EXTRACTED RECORDS:
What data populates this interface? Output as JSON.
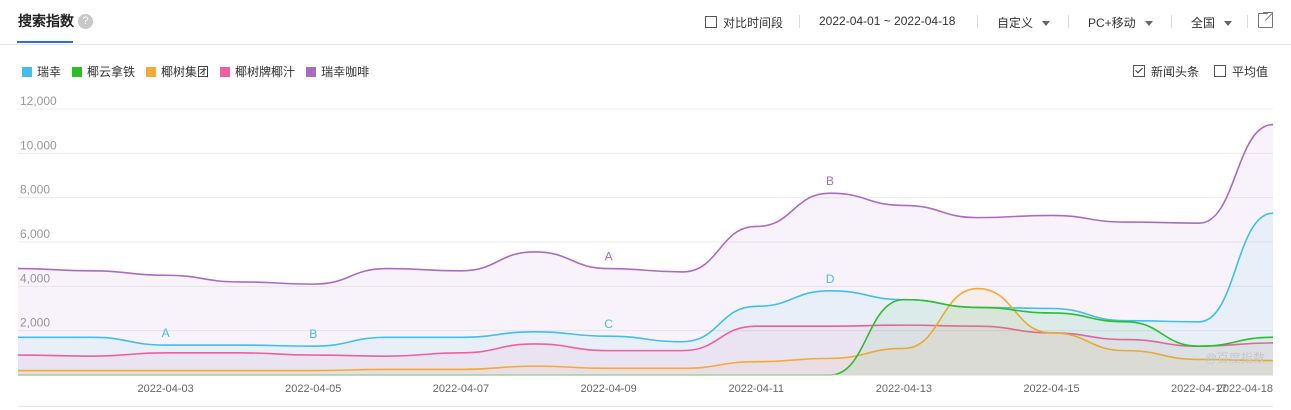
{
  "header": {
    "title": "搜索指数",
    "help_icon": "question-circle-icon",
    "compare_label": "对比时间段",
    "date_range": "2022-04-01 ~ 2022-04-18",
    "period_mode": "自定义",
    "device": "PC+移动",
    "region": "全国",
    "export_icon": "external-link-icon"
  },
  "options": {
    "news_label": "新闻头条",
    "news_checked": true,
    "average_label": "平均值",
    "average_checked": false
  },
  "watermark": "@百度指数",
  "chart_data": {
    "type": "area",
    "x": [
      "2022-04-01",
      "2022-04-02",
      "2022-04-03",
      "2022-04-04",
      "2022-04-05",
      "2022-04-06",
      "2022-04-07",
      "2022-04-08",
      "2022-04-09",
      "2022-04-10",
      "2022-04-11",
      "2022-04-12",
      "2022-04-13",
      "2022-04-14",
      "2022-04-15",
      "2022-04-16",
      "2022-04-17",
      "2022-04-18"
    ],
    "x_tick_labels": [
      "2022-04-03",
      "2022-04-05",
      "2022-04-07",
      "2022-04-09",
      "2022-04-11",
      "2022-04-13",
      "2022-04-15",
      "2022-04-17",
      "2022-04-18"
    ],
    "y_ticks": [
      "12,000",
      "10,000",
      "8,000",
      "6,000",
      "4,000",
      "2,000"
    ],
    "ylim": [
      0,
      12000
    ],
    "grid": true,
    "series": [
      {
        "name": "瑞幸",
        "color": "#3fbfed",
        "values": [
          1700,
          1700,
          1350,
          1350,
          1300,
          1700,
          1700,
          1950,
          1750,
          1500,
          3100,
          3800,
          3400,
          3050,
          3000,
          2450,
          2400,
          7300
        ]
      },
      {
        "name": "椰云拿铁",
        "color": "#2dbd2d",
        "values": [
          0,
          0,
          0,
          0,
          0,
          0,
          0,
          0,
          0,
          0,
          0,
          0,
          3400,
          3050,
          2800,
          2400,
          1300,
          1700
        ]
      },
      {
        "name": "椰树集团",
        "color": "#f7a935",
        "values": [
          200,
          200,
          200,
          200,
          200,
          250,
          250,
          400,
          300,
          300,
          600,
          750,
          1200,
          3900,
          1900,
          1100,
          700,
          650
        ]
      },
      {
        "name": "椰树牌椰汁",
        "color": "#ee5fa2",
        "values": [
          900,
          850,
          1000,
          1000,
          900,
          850,
          1000,
          1400,
          1100,
          1100,
          2200,
          2200,
          2250,
          2200,
          1900,
          1600,
          1300,
          1450
        ]
      },
      {
        "name": "瑞幸咖啡",
        "color": "#ac6bc3",
        "values": [
          4800,
          4700,
          4500,
          4200,
          4100,
          4800,
          4700,
          5550,
          4800,
          4650,
          6700,
          8200,
          7650,
          7100,
          7200,
          6900,
          6850,
          11300
        ]
      }
    ],
    "annotations": [
      {
        "series": "瑞幸",
        "label": "A",
        "x": "2022-04-03"
      },
      {
        "series": "瑞幸",
        "label": "B",
        "x": "2022-04-05"
      },
      {
        "series": "瑞幸",
        "label": "C",
        "x": "2022-04-09"
      },
      {
        "series": "瑞幸",
        "label": "D",
        "x": "2022-04-12"
      },
      {
        "series": "瑞幸咖啡",
        "label": "A",
        "x": "2022-04-09"
      },
      {
        "series": "瑞幸咖啡",
        "label": "B",
        "x": "2022-04-12"
      }
    ]
  }
}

GIVEN REQUEST:
Using the listing above, gather each line that holds the string "icon" and copy it.

RESULT OF THIS TASK:
    "help_icon": "question-circle-icon",
    "export_icon": "external-link-icon"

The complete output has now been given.